§ PROVIDED TEXT
****************************************
Job Manager may fail to load if your job produced huge amounts of metadata. In these cases, skip to using the Workflow Dashboard (described below)!


Troubleshooting_Job_Manager_Screen_shot.png

1. Error message

The message listed under Failure Messages isn't always short and sweet, and, if interpreted incorrectly, will lead you down the wrong debugging path. Instead, use the message to identify and investigate which task failed. 

Error Message Examples 

Below we’ve provided some common errors and their possible meaning as aid. There isn’t a solution for all of them, so feel free to post your error on the Terra forum so the team could help you through the message.
  • The job was stopped before the command finished. PAPI error code 4. User specified operation timeout reached
    The maximum time a non-preemptible PAPI VM can survive is 1 week (168 hours). This is a default set by Google Pipelines API. If you are running into this error, we recommend increasing the CPU or memory, using larger disks, or using SSDs rather than HDDs in order to speed up the work so that it doesn't run out of time. You can alternatively try to chunk the work into smaller, separate workflows.
  • PAPI error code 9
    Check stderr/stdout because the “command block” component of a task ended up failing which generated a non-zero return code. Consult the stderr/stdout file for a stacktrace/exception. To learn more about this error, see this article

  • Job exit code 3 [See PAPI error code 9]
    PAPI error code 9. Please check the log file for more details. To learn more about this error, see this article

  • PAPI Error code 10
    This error means the job exited in such an abrupt way that the machine where the command was running has essentially crashed. It can also mean that the job was preempted (this is less common). To rule out this last possibility, check whether the requested machine was preemptible. To learn more about this error, see this article

  • The task run request has exceeded the maximum PAPI request size (146800064 bytes)
****************************************
§ SUPPLIED ENTRIES
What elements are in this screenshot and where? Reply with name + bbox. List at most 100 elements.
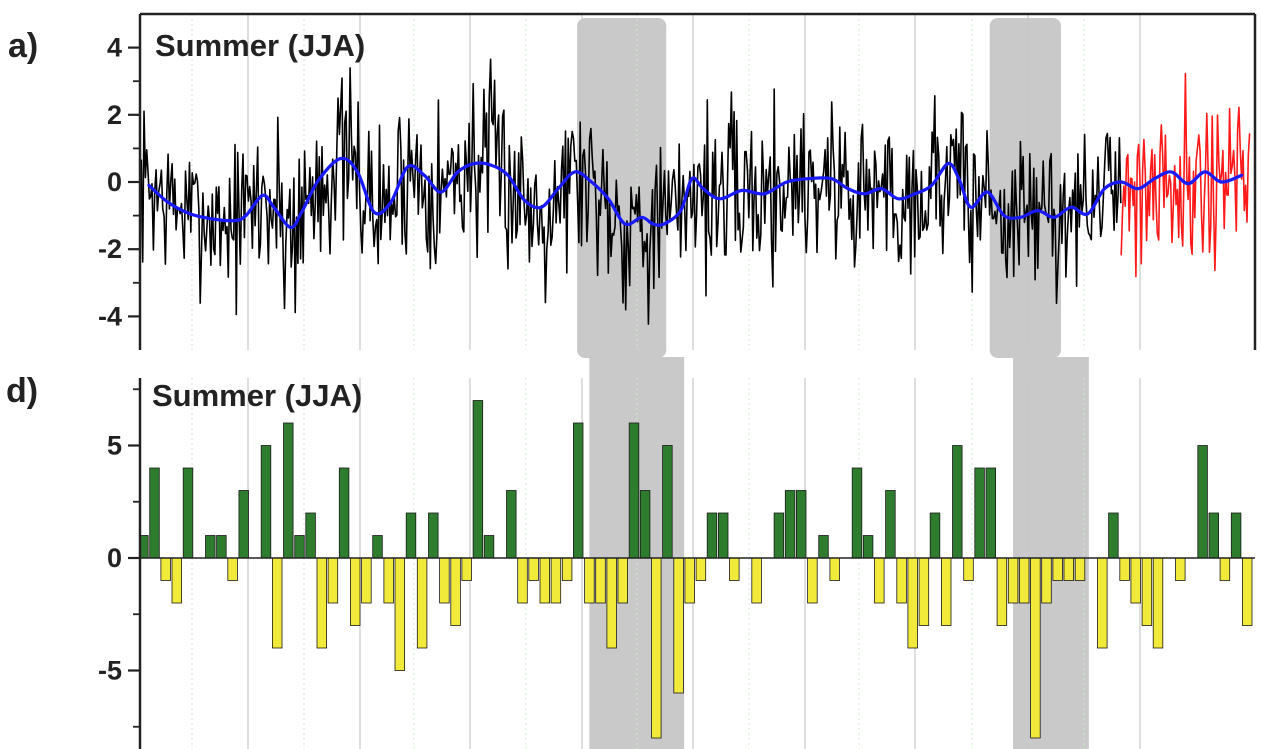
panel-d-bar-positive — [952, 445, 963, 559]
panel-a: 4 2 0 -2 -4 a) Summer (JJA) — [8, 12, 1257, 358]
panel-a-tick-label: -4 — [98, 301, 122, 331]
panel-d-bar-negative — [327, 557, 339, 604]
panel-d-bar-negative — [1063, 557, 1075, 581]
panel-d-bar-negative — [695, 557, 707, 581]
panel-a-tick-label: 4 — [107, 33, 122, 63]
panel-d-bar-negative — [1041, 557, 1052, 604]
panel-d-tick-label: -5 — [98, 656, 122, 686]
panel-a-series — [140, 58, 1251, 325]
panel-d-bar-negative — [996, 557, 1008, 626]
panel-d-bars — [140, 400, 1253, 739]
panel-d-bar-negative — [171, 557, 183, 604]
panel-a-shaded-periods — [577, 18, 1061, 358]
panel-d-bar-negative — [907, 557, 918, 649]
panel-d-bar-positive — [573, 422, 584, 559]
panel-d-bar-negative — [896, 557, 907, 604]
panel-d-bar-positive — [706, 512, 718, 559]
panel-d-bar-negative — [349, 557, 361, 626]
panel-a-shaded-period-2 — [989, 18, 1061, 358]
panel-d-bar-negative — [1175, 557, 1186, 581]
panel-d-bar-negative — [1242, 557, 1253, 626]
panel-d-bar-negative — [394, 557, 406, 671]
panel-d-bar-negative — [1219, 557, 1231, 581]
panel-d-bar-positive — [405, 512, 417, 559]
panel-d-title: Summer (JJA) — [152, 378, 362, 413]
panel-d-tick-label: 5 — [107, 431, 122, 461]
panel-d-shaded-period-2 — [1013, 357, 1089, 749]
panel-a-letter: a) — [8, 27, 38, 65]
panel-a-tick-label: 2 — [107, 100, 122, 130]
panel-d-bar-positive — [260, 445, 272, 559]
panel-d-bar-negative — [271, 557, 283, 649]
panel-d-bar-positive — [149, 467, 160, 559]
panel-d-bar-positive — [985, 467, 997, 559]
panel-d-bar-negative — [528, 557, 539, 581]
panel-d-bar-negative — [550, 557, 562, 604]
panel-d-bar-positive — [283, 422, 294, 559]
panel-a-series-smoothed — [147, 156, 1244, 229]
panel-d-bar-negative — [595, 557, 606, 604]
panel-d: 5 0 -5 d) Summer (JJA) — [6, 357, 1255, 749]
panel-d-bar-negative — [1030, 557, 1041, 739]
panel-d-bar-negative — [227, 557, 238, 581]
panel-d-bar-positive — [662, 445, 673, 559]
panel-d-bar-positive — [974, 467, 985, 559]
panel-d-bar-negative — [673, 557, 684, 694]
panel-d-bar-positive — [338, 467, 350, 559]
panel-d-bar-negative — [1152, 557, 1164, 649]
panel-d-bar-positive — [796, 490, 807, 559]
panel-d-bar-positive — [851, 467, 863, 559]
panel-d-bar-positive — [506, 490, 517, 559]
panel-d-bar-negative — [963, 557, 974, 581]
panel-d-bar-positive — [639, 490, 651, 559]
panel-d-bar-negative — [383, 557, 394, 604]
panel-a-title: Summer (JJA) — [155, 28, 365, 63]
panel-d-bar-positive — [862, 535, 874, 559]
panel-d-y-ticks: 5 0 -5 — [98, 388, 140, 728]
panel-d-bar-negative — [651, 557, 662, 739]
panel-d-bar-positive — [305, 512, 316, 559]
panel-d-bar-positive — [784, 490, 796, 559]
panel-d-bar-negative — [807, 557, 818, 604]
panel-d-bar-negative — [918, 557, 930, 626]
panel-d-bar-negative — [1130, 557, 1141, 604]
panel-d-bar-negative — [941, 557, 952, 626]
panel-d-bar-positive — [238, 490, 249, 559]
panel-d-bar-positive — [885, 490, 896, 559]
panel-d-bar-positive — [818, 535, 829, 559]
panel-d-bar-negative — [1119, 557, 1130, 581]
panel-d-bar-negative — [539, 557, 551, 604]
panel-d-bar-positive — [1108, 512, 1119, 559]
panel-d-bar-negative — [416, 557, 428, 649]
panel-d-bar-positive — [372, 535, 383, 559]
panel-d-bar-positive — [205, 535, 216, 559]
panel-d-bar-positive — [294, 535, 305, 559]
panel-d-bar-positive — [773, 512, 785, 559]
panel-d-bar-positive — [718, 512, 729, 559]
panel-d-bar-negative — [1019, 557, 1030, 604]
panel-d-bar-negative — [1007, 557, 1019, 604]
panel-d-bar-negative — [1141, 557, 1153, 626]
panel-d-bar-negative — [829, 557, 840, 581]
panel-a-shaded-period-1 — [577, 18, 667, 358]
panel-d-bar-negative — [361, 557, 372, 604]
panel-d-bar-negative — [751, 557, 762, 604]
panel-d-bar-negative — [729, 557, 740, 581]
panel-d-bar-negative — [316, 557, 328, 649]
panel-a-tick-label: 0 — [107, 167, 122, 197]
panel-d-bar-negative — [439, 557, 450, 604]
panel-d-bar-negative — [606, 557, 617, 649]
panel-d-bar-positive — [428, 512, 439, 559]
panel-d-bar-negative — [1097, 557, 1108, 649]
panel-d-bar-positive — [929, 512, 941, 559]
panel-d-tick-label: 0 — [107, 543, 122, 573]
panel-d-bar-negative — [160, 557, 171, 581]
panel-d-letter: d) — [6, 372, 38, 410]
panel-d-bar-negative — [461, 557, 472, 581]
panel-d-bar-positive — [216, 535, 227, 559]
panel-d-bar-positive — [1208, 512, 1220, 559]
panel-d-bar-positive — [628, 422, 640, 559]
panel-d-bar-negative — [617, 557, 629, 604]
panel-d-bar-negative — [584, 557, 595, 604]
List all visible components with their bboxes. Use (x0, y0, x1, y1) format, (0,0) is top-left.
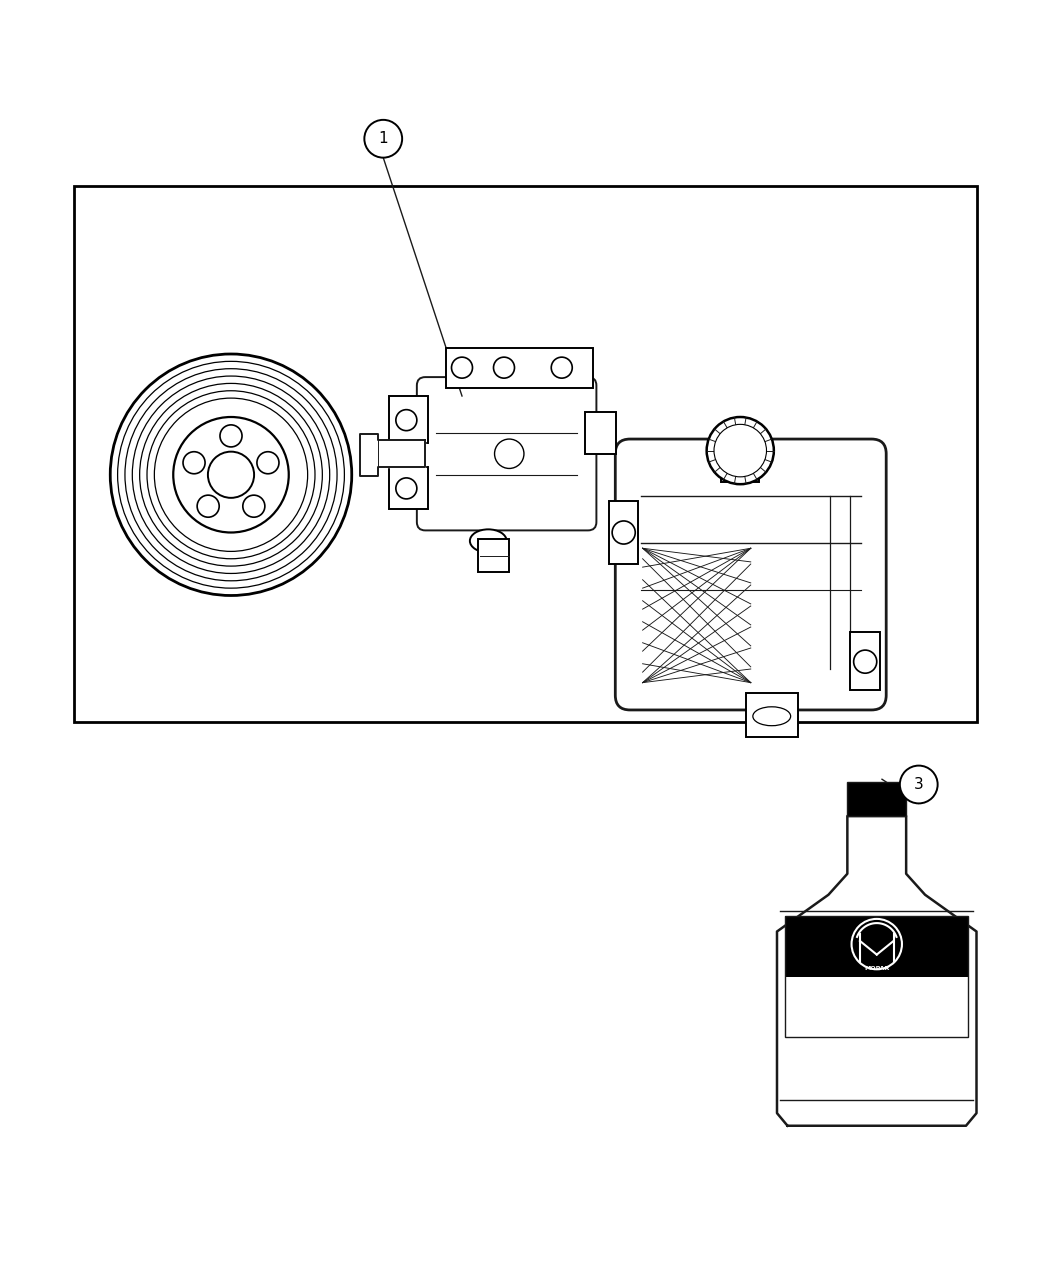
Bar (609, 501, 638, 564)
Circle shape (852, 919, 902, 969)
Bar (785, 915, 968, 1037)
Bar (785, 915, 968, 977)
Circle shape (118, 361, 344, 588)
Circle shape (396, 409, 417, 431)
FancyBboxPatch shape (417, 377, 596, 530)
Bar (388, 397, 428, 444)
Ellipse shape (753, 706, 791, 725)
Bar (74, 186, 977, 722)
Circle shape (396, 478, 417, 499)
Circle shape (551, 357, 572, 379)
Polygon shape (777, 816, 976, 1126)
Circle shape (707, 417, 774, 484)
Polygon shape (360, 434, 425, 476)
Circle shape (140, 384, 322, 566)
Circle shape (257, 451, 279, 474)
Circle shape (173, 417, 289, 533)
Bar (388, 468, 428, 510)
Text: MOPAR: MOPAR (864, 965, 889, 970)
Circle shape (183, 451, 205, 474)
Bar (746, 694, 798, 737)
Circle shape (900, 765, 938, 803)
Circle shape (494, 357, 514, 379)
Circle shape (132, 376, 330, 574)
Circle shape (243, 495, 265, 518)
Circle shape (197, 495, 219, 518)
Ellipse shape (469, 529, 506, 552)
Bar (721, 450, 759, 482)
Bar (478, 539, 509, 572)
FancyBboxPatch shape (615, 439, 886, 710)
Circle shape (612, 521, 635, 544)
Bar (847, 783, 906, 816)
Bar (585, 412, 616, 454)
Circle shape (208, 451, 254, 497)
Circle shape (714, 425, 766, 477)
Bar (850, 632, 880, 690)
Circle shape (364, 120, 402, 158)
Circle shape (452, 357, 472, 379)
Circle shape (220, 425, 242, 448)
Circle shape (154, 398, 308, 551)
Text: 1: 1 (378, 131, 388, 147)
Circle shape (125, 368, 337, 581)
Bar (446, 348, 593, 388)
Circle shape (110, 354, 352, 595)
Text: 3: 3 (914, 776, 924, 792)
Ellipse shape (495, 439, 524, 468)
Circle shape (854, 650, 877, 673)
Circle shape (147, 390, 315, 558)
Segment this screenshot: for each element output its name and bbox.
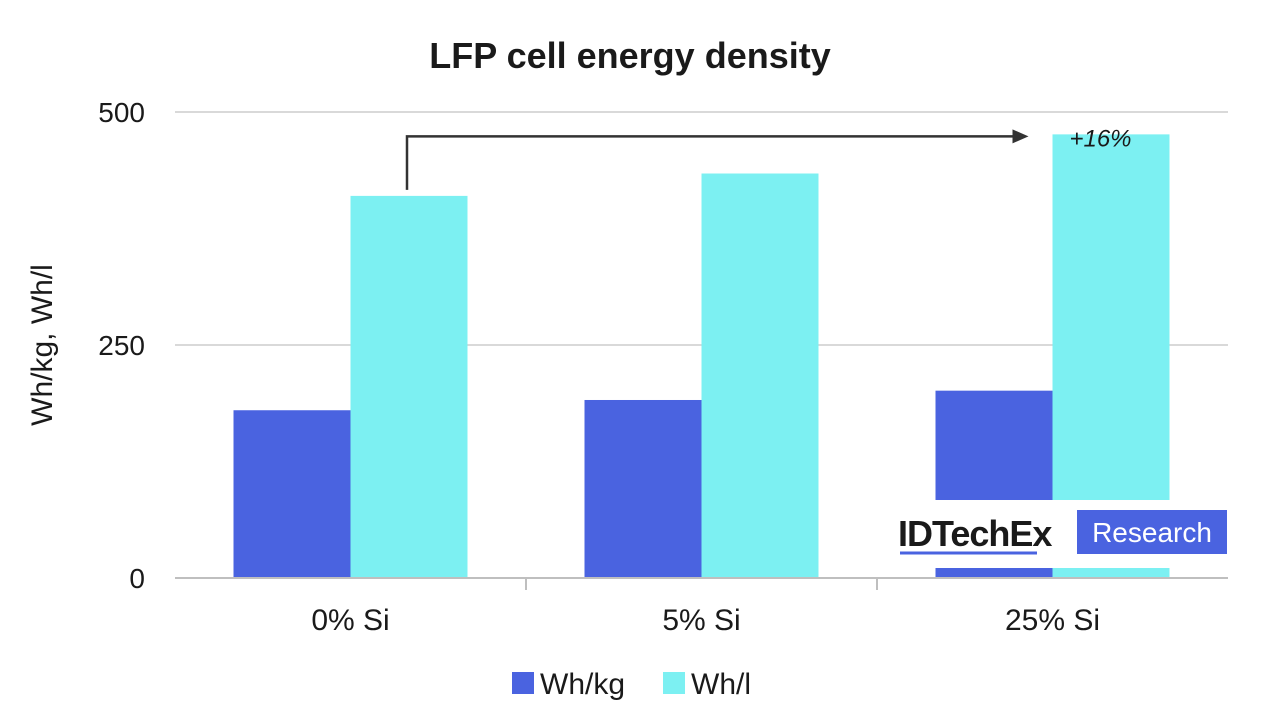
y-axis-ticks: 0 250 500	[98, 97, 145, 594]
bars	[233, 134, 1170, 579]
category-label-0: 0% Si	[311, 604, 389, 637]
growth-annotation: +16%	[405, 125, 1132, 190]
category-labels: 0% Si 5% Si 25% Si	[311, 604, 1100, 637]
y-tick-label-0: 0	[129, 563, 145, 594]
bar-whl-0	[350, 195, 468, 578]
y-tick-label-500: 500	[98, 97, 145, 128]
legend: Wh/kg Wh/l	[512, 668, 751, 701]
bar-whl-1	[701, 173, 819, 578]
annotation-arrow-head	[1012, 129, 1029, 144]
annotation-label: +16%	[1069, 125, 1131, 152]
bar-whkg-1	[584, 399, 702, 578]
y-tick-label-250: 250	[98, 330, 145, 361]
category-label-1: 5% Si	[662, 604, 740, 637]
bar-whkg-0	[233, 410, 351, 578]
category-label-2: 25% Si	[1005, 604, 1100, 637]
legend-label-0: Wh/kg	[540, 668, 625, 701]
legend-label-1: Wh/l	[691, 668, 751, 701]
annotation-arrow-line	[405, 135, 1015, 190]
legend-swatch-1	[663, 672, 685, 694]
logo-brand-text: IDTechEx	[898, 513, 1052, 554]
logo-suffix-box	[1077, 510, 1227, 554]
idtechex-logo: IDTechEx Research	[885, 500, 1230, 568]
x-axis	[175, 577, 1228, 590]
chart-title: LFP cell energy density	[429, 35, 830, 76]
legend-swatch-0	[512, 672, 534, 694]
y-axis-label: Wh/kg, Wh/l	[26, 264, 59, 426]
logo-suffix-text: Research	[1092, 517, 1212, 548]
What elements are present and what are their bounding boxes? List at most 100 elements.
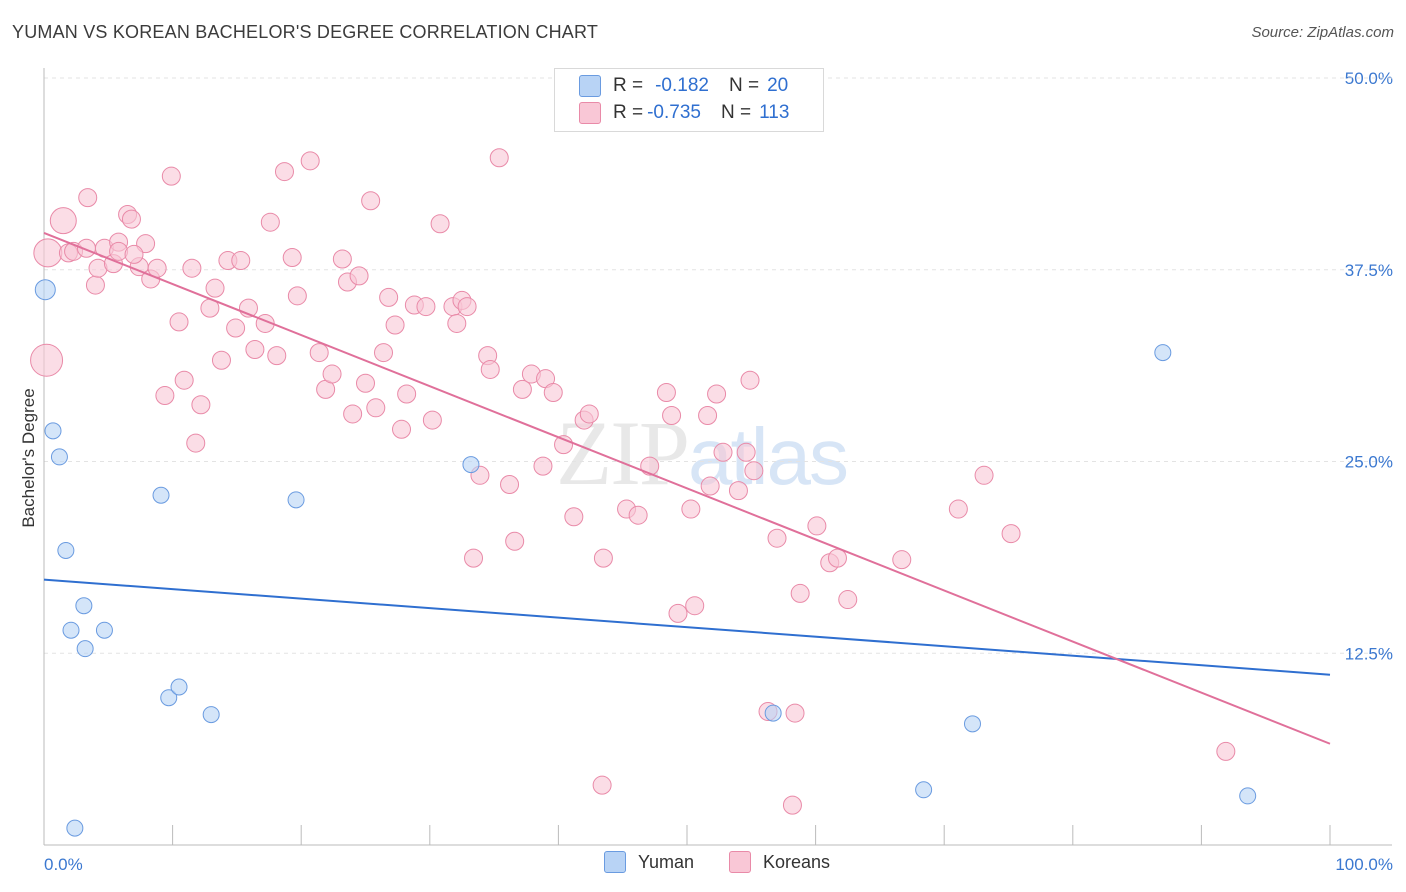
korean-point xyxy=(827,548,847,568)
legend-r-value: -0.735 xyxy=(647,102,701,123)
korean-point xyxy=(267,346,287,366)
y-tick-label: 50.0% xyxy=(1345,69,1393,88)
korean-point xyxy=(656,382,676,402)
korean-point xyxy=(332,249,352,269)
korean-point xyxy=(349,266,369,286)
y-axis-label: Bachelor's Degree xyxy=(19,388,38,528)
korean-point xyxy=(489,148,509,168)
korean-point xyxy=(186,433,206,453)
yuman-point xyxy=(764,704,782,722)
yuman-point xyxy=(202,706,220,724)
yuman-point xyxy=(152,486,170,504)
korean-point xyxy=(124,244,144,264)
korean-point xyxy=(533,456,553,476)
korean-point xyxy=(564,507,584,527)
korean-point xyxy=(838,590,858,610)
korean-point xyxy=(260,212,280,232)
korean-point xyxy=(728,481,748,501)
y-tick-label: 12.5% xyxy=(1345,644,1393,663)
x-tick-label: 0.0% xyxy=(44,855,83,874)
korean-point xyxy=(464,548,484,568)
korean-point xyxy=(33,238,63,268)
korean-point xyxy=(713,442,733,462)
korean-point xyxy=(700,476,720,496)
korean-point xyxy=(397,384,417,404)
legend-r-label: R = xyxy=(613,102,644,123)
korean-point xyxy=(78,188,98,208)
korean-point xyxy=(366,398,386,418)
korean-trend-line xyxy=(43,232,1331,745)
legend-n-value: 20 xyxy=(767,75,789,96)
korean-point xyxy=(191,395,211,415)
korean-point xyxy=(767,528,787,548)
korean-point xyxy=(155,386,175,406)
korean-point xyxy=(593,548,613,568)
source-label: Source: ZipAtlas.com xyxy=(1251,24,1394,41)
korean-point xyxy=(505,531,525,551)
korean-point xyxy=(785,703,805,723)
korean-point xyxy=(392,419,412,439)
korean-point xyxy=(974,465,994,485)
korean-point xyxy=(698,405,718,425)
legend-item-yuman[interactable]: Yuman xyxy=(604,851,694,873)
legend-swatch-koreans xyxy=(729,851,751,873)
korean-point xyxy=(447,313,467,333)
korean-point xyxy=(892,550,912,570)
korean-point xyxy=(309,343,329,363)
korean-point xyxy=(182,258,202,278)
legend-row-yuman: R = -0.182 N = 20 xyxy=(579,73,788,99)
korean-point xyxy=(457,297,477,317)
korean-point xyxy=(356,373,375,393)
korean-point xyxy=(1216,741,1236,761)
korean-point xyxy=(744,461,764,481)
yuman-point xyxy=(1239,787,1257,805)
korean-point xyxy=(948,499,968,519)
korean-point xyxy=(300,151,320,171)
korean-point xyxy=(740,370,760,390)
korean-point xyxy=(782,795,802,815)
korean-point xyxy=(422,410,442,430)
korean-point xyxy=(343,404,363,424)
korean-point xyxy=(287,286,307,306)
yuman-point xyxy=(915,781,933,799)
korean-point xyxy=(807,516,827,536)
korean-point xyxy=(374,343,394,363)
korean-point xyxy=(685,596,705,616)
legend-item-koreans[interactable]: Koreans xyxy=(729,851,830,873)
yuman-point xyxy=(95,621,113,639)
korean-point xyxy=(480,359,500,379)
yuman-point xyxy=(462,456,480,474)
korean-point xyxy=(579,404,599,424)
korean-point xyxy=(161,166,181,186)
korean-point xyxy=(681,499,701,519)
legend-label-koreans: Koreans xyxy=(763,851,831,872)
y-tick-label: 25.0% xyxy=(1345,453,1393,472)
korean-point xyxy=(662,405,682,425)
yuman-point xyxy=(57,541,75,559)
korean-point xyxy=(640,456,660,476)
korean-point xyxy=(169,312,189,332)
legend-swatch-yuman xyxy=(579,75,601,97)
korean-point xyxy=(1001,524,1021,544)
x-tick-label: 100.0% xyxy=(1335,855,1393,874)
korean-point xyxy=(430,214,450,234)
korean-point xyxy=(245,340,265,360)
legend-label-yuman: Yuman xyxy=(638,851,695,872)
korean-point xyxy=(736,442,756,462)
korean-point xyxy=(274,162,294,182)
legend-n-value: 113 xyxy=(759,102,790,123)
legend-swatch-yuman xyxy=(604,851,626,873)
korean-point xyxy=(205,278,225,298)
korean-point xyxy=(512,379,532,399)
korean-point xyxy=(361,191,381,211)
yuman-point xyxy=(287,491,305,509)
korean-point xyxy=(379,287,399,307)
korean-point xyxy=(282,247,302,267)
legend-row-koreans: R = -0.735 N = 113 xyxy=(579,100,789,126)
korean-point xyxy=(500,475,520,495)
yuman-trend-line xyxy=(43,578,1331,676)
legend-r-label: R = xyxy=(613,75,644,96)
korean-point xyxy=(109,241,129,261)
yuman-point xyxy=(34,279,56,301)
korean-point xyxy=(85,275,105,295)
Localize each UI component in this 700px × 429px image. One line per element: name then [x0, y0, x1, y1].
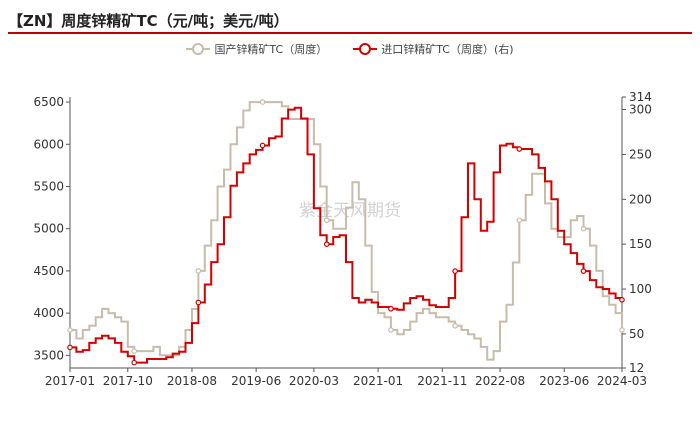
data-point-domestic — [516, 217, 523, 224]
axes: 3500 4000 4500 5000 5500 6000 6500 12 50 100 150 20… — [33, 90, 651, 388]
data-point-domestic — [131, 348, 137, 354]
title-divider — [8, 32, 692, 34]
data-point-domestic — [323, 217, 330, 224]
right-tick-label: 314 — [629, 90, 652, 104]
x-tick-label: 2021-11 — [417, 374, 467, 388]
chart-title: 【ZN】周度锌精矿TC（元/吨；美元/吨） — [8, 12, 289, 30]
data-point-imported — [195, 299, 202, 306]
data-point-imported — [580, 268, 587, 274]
****************************************
§ WHAT THIS EXERCISE ASKS
[1] In the troubleshooting text, what is the longest a non-preemptible PAPI VM can survive?
[2] Report every row that contains the word "Research". Upper and lower case count.

§ RESPONSES TO THE TASKS
[1] 1 week (168 hours).

[2]
idtechex-logo: IDTechEx Research	[885, 500, 1230, 568]
logo-suffix-text: Research	[1092, 517, 1212, 548]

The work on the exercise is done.